* _DATA PROVIDED_:
┄┄┄┄┄┄

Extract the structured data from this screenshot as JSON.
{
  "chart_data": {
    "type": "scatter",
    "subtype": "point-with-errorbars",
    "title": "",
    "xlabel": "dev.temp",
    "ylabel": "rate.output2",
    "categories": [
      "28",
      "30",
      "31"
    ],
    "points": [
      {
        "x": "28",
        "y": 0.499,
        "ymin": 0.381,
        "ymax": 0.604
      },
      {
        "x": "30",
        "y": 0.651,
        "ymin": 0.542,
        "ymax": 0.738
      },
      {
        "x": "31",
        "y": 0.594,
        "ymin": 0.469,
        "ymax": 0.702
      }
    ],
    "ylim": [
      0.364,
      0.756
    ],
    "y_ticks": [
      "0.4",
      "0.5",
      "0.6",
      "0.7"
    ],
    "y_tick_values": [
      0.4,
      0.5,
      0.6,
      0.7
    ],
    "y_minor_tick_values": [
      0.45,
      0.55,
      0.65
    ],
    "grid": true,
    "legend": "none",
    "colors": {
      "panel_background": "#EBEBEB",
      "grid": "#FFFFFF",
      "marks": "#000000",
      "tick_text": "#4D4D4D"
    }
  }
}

┄┄┄┄┄┄

* _INSTRUCTIONS TO FOLLOW_:
Exact output of every entry is required.

* _SOLUTION FOR THIS TASK_:
Extract the structured data from this screenshot as JSON.
{
  "chart_data": {
    "type": "scatter",
    "subtype": "point-with-errorbars",
    "title": "",
    "xlabel": "dev.temp",
    "ylabel": "rate.output2",
    "categories": [
      "28",
      "30",
      "31"
    ],
    "points": [
      {
        "x": "28",
        "y": 0.499,
        "ymin": 0.381,
        "ymax": 0.604
      },
      {
        "x": "30",
        "y": 0.651,
        "ymin": 0.542,
        "ymax": 0.738
      },
      {
        "x": "31",
        "y": 0.594,
        "ymin": 0.469,
        "ymax": 0.702
      }
    ],
    "ylim": [
      0.364,
      0.756
    ],
    "y_ticks": [
      "0.4",
      "0.5",
      "0.6",
      "0.7"
    ],
    "y_tick_values": [
      0.4,
      0.5,
      0.6,
      0.7
    ],
    "y_minor_tick_values": [
      0.45,
      0.55,
      0.65
    ],
    "grid": true,
    "legend": "none",
    "colors": {
      "panel_background": "#EBEBEB",
      "grid": "#FFFFFF",
      "marks": "#000000",
      "tick_text": "#4D4D4D"
    }
  }
}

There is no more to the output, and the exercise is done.